_Task goal_. Collect all lines containing the word "förvaringsföreskrift" from the data.

_Records supplied_.
===

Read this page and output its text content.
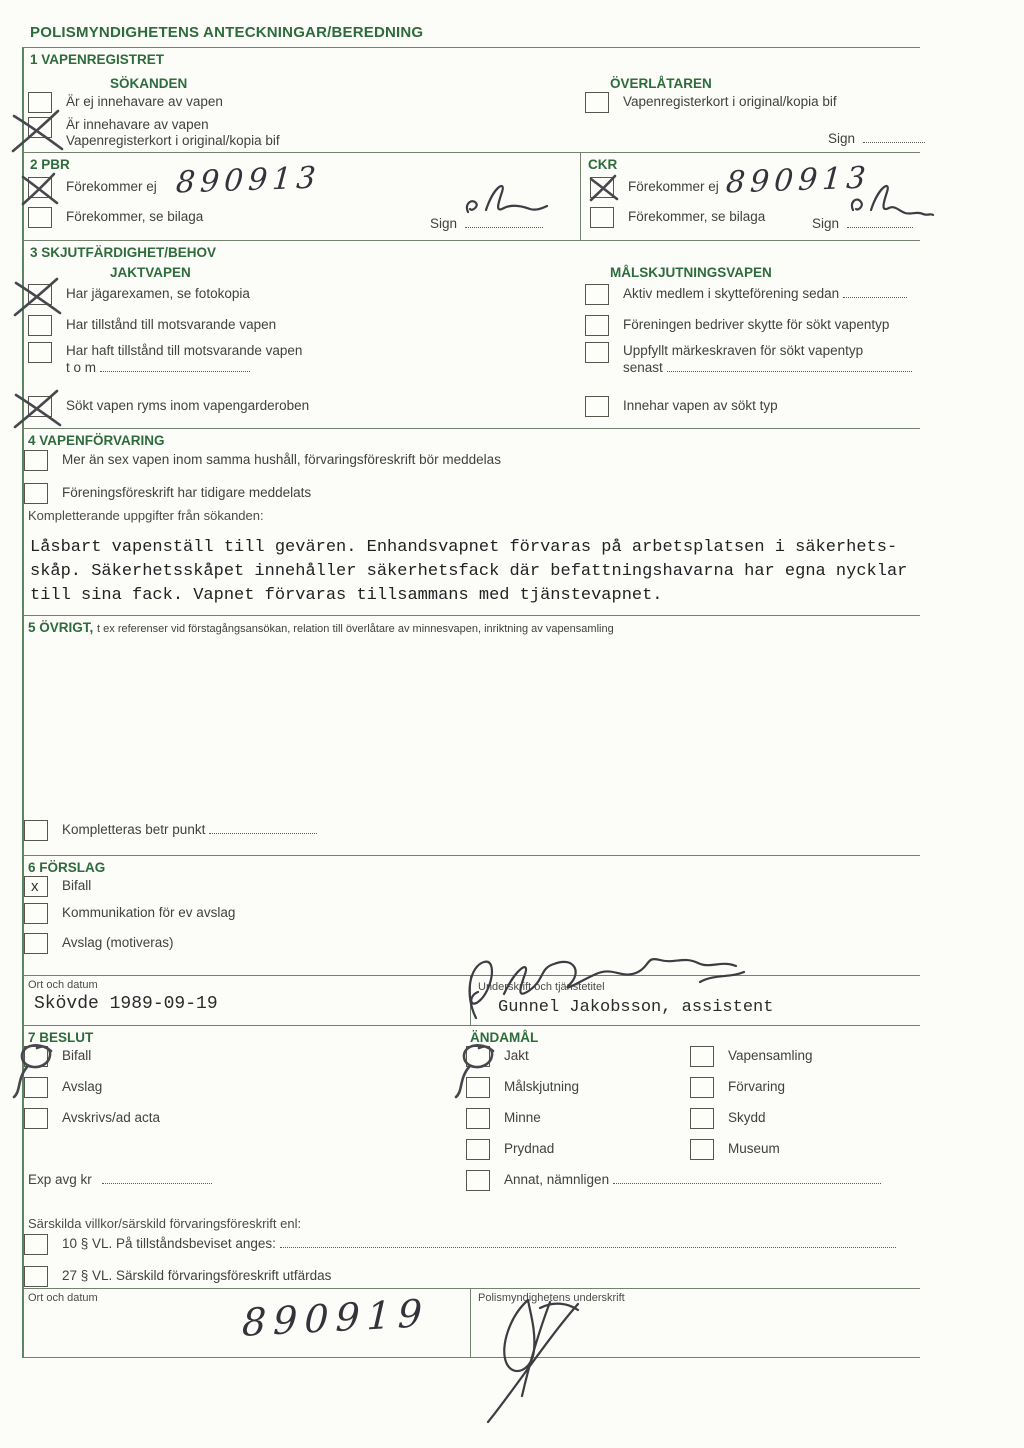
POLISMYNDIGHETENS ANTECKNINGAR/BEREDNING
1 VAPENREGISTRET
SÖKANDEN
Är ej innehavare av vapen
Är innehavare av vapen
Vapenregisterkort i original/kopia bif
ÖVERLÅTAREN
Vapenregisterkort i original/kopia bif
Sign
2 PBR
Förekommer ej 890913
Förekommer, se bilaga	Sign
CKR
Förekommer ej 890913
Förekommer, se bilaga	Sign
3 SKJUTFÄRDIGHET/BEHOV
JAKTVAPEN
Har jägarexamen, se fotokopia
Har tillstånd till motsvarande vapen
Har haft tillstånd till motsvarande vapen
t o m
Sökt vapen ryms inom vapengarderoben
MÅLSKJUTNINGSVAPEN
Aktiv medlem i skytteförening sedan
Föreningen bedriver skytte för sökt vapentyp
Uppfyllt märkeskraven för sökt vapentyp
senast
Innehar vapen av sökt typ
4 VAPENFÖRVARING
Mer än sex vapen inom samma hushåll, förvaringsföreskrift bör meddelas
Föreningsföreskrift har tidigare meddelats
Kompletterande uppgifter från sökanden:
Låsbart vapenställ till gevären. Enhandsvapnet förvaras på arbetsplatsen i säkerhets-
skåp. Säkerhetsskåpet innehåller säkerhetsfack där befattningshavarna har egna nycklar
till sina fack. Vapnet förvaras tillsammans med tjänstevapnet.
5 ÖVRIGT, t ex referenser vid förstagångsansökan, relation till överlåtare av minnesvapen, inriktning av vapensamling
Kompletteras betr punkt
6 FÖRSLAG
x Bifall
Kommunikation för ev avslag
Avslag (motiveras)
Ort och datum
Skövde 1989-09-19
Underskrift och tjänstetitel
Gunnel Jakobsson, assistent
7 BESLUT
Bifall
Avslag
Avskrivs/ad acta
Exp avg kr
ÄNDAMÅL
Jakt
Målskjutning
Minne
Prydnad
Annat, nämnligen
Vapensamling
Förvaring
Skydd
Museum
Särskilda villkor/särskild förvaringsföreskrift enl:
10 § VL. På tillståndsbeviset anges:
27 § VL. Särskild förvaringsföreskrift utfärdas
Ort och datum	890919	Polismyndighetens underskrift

===

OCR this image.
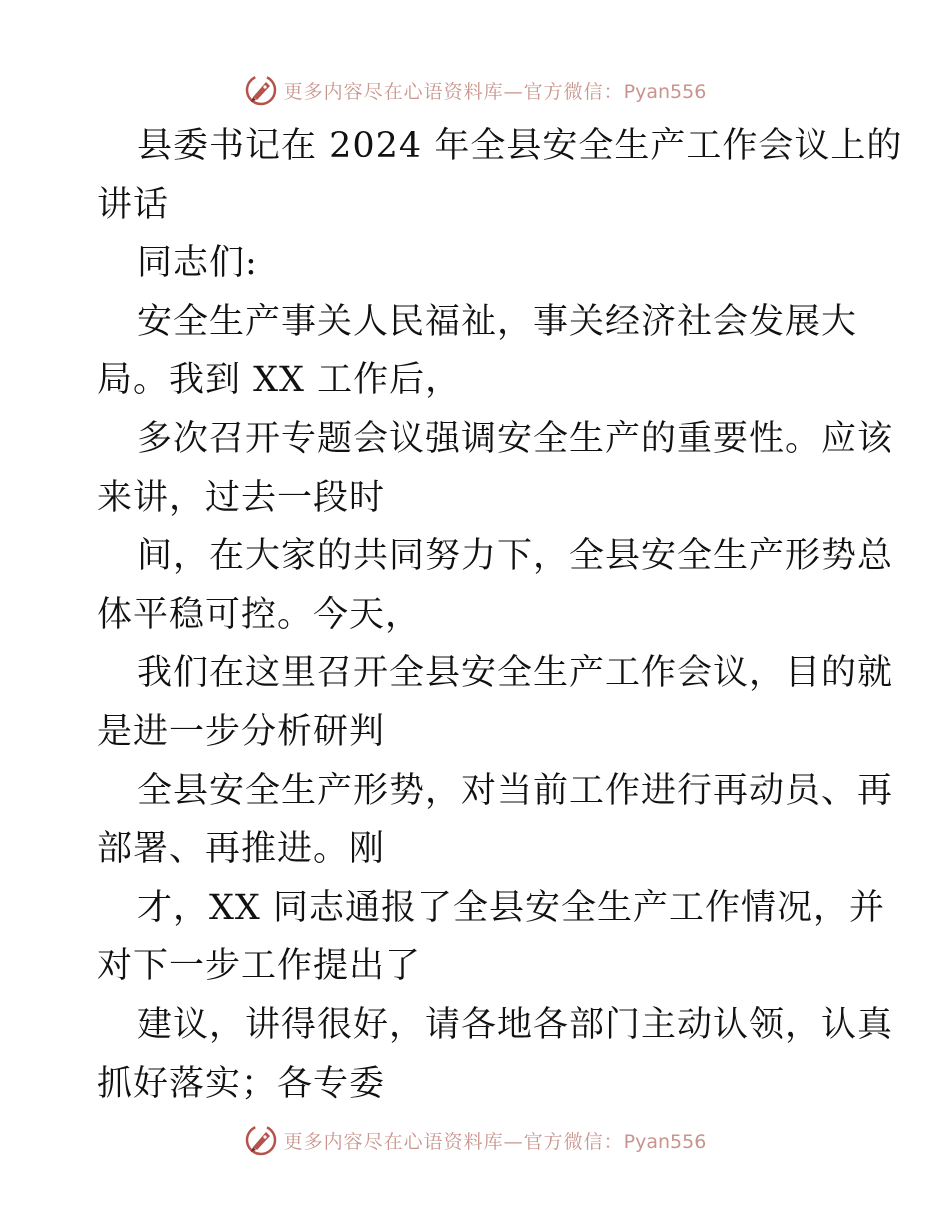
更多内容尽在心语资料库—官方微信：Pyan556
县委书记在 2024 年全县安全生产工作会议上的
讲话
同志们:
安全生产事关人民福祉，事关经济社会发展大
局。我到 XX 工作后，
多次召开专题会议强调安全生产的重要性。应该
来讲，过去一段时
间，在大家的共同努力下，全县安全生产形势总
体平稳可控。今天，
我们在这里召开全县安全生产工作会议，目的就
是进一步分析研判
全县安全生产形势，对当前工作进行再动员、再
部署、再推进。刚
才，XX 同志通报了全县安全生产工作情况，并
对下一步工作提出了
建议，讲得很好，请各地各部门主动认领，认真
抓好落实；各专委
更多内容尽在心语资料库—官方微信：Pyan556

===

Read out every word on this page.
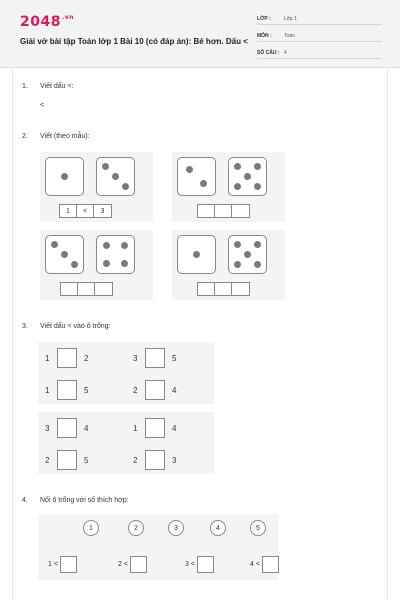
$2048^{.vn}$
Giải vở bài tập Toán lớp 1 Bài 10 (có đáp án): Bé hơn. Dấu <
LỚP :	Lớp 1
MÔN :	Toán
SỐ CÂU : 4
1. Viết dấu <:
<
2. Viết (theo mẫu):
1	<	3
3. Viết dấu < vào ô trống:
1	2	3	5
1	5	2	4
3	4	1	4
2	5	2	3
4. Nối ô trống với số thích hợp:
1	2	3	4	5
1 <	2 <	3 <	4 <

===

_Answer in full_.
Mer än sex vapen inom samma hushåll, förvaringsföreskrift bör meddelas
Särskilda villkor/särskild förvaringsföreskrift enl:
27 § VL. Särskild förvaringsföreskrift utfärdas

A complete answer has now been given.